## Set exercise
Quote the whole listing verbatim.

Records from a data source:
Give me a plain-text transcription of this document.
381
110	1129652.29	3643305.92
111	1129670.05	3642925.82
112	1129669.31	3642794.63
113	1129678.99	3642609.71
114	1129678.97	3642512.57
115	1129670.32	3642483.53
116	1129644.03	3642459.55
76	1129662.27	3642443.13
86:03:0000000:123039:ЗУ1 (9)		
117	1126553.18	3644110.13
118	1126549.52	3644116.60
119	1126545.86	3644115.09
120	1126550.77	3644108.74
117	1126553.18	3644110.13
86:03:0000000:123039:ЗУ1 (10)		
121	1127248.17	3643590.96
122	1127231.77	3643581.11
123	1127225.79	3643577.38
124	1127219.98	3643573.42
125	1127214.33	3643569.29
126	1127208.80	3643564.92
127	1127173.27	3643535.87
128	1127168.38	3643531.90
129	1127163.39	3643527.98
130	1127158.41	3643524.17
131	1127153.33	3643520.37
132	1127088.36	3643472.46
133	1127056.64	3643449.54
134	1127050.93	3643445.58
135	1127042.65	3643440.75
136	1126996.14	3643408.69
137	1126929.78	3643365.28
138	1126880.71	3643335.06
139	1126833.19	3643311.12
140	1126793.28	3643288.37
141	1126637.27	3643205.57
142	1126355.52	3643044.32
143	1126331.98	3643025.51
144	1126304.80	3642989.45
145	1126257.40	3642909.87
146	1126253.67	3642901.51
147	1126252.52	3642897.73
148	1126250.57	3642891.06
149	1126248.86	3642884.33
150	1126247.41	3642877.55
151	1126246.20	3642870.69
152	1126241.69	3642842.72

## Correct answer
Give me a plain-text transcription of this document.
381
110	1129652.29	3643305.92
111	1129670.05	3642925.82
112	1129669.31	3642794.63
113	1129678.99	3642609.71
114	1129678.97	3642512.57
115	1129670.32	3642483.53
116	1129644.03	3642459.55
76	1129662.27	3642443.13
86:03:0000000:123039:ЗУ1 (9)		
117	1126553.18	3644110.13
118	1126549.52	3644116.60
119	1126545.86	3644115.09
120	1126550.77	3644108.74
117	1126553.18	3644110.13
86:03:0000000:123039:ЗУ1 (10)		
121	1127248.17	3643590.96
122	1127231.77	3643581.11
123	1127225.79	3643577.38
124	1127219.98	3643573.42
125	1127214.33	3643569.29
126	1127208.80	3643564.92
127	1127173.27	3643535.87
128	1127168.38	3643531.90
129	1127163.39	3643527.98
130	1127158.41	3643524.17
131	1127153.33	3643520.37
132	1127088.36	3643472.46
133	1127056.64	3643449.54
134	1127050.93	3643445.58
135	1127042.65	3643440.75
136	1126996.14	3643408.69
137	1126929.78	3643365.28
138	1126880.71	3643335.06
139	1126833.19	3643311.12
140	1126793.28	3643288.37
141	1126637.27	3643205.57
142	1126355.52	3643044.32
143	1126331.98	3643025.51
144	1126304.80	3642989.45
145	1126257.40	3642909.87
146	1126253.67	3642901.51
147	1126252.52	3642897.73
148	1126250.57	3642891.06
149	1126248.86	3642884.33
150	1126247.41	3642877.55
151	1126246.20	3642870.69
152	1126241.69	3642842.72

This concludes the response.